What is the number of lines containing "subjetivos"? Give only that number.

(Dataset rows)
──────────

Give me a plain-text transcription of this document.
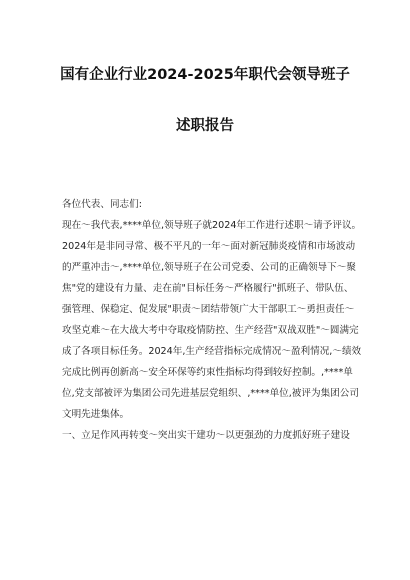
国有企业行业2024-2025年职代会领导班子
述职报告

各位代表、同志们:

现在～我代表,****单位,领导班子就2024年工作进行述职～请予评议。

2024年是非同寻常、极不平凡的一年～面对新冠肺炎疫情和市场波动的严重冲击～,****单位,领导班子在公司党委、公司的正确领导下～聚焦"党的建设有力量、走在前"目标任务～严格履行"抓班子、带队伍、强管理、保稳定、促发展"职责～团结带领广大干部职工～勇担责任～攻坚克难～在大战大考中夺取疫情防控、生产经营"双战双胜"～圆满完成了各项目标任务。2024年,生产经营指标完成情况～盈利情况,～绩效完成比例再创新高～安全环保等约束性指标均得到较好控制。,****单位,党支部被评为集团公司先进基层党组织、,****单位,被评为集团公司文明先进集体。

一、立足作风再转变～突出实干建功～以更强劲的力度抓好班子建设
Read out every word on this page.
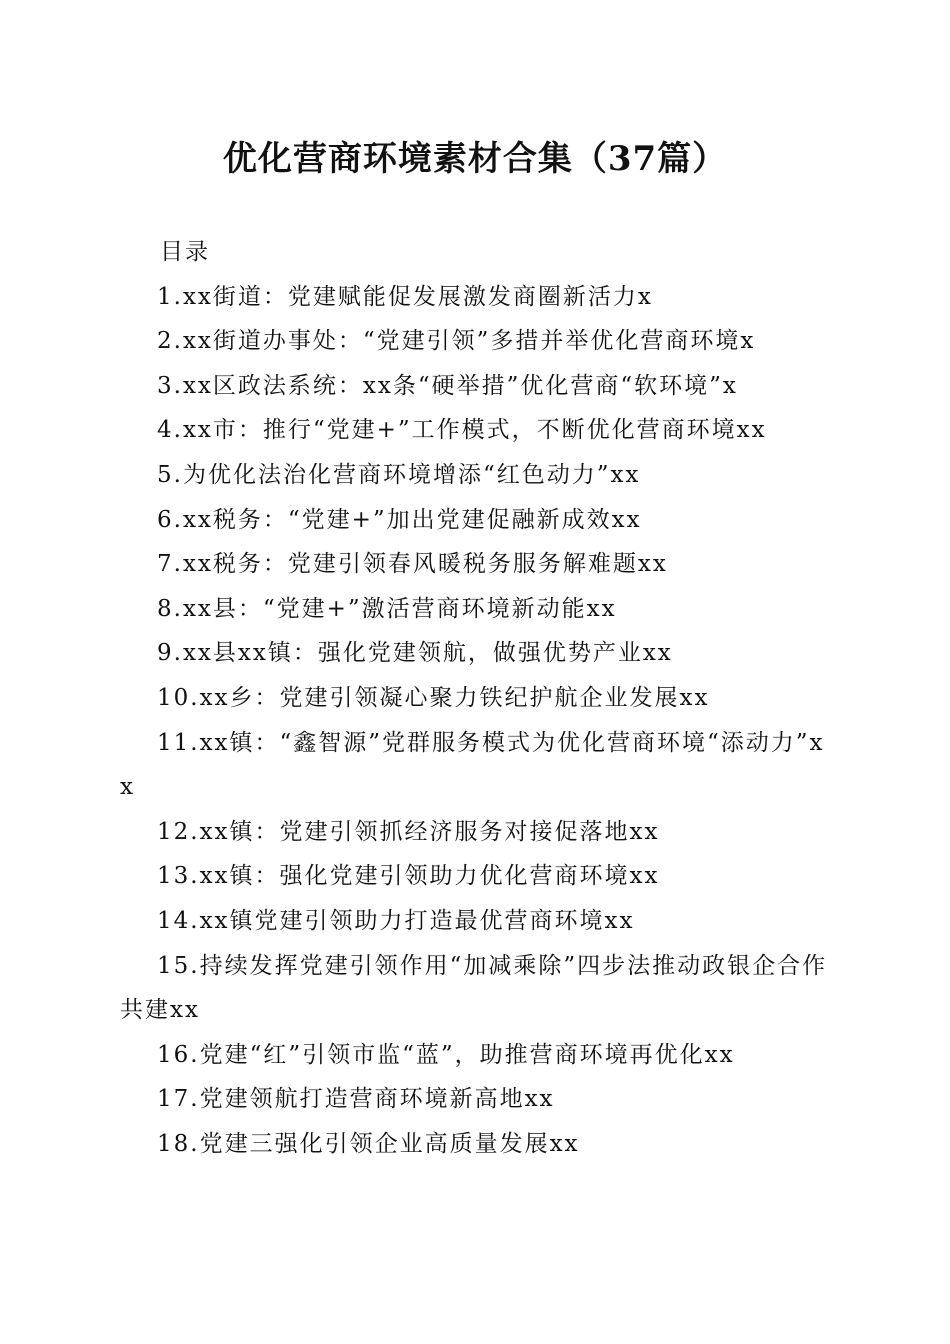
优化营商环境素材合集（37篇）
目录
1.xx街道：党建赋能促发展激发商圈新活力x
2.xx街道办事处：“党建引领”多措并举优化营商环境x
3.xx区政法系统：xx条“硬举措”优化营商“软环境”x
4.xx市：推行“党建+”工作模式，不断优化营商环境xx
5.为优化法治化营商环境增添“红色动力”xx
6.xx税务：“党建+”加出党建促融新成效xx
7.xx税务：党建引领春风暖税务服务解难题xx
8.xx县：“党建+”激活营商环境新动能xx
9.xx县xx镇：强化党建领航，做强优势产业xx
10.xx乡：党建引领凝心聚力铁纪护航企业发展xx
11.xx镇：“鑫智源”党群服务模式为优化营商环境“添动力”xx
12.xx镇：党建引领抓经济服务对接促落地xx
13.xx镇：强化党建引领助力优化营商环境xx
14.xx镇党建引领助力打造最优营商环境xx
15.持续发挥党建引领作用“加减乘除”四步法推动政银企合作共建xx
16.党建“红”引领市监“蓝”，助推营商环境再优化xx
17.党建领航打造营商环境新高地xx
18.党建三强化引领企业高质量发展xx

──────────

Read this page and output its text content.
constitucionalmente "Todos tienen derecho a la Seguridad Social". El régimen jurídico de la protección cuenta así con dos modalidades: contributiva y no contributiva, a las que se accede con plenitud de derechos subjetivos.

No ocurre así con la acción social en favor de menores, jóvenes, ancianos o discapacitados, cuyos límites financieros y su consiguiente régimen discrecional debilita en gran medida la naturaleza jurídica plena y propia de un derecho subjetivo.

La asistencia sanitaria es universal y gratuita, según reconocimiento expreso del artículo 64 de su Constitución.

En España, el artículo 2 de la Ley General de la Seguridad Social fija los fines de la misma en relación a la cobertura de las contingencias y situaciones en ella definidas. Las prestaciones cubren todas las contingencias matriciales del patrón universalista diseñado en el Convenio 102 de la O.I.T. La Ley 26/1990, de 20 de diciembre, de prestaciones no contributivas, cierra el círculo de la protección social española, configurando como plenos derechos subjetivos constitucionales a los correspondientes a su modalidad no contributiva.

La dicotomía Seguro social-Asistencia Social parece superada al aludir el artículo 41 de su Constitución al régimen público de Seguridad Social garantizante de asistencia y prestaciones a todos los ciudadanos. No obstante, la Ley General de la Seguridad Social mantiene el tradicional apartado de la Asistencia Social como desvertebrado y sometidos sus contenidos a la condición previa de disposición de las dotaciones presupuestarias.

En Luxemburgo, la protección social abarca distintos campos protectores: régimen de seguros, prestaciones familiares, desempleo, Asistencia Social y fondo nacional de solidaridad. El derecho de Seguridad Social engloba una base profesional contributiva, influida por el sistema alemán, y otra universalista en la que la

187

──────────

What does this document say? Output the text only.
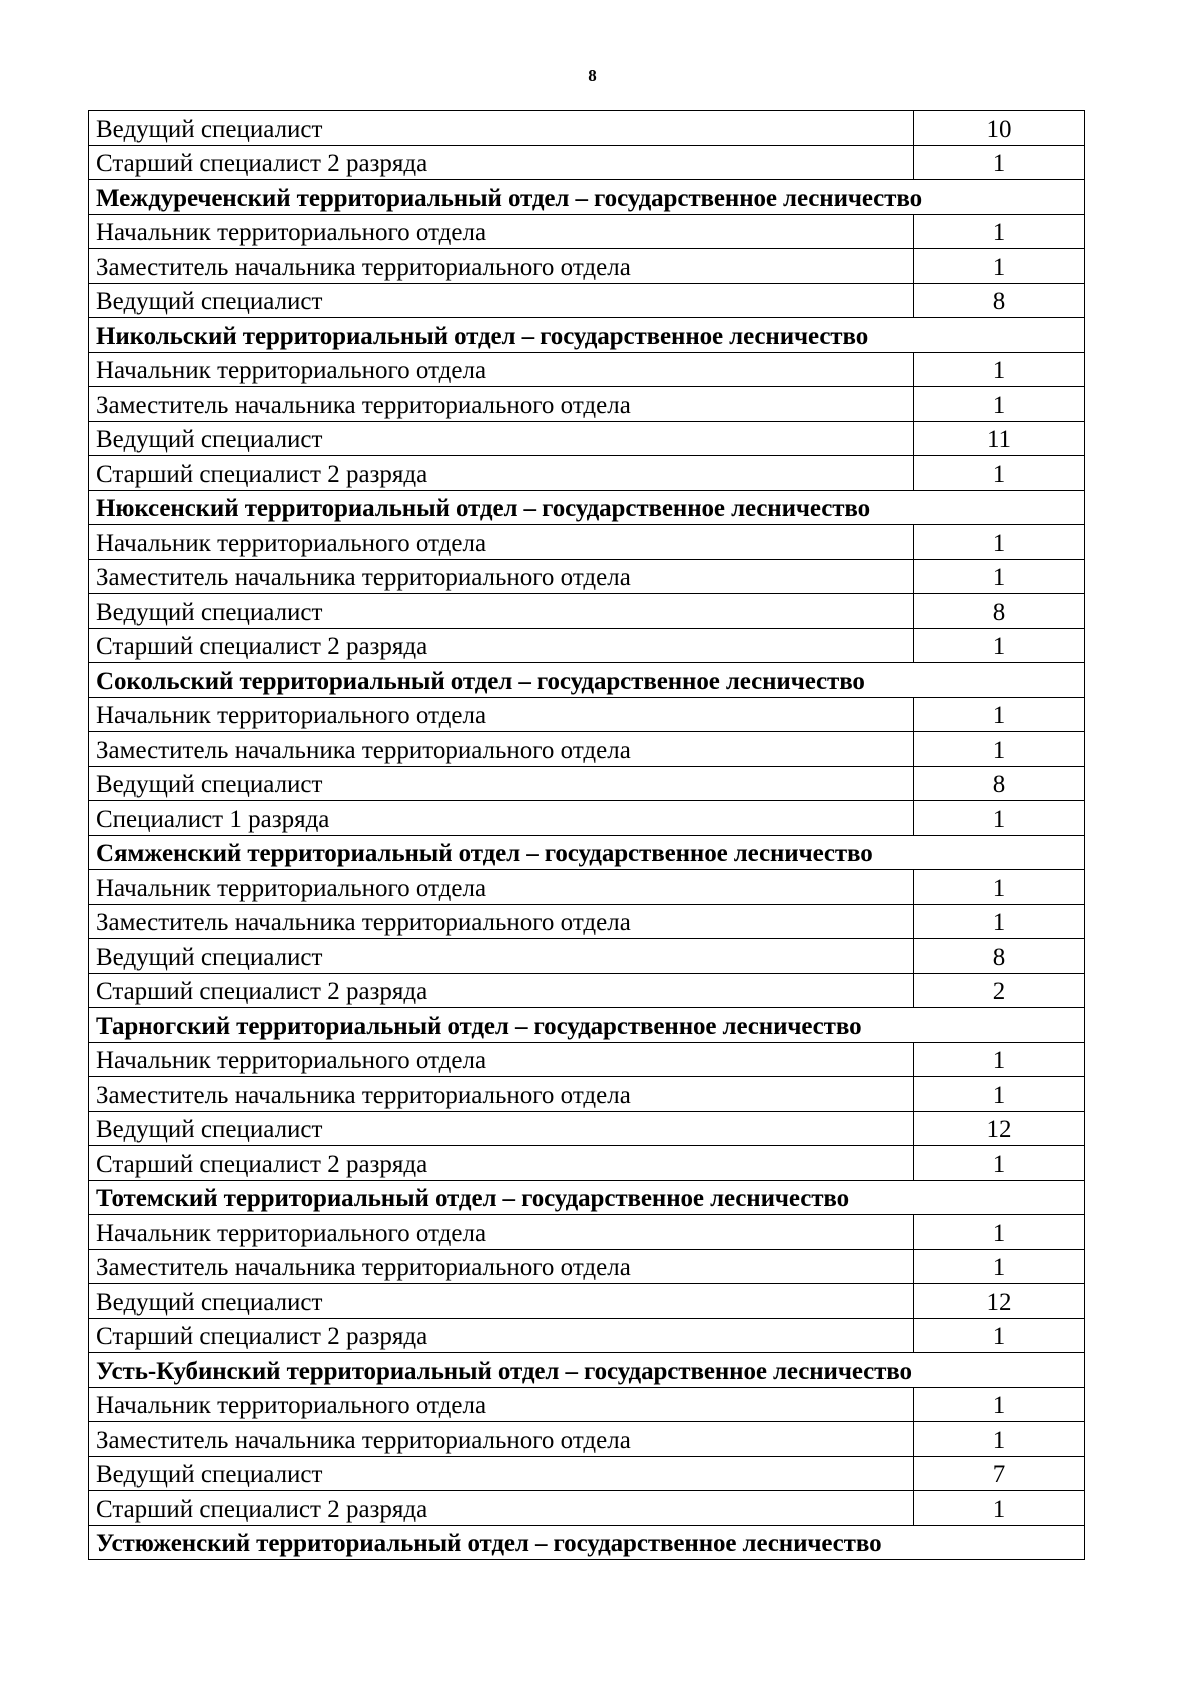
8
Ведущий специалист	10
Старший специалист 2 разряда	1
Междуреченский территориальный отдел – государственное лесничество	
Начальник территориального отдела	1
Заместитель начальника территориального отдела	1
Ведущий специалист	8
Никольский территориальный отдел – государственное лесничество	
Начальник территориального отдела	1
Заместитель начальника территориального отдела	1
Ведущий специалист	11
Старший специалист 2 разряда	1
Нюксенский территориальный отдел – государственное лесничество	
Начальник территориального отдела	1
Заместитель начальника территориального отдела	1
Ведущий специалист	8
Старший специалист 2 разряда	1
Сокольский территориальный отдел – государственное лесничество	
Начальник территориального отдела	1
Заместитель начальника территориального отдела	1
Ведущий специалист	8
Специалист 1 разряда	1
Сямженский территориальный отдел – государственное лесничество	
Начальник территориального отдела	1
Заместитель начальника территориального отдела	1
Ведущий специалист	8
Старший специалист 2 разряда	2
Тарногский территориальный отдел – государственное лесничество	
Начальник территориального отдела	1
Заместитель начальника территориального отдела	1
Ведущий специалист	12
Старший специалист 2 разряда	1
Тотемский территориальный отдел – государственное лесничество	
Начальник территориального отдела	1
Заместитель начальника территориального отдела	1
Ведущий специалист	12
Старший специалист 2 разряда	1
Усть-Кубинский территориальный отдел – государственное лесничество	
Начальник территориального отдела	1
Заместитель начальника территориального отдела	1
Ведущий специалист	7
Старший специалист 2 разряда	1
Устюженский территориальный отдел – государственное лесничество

──────────

▶ RESULT: 2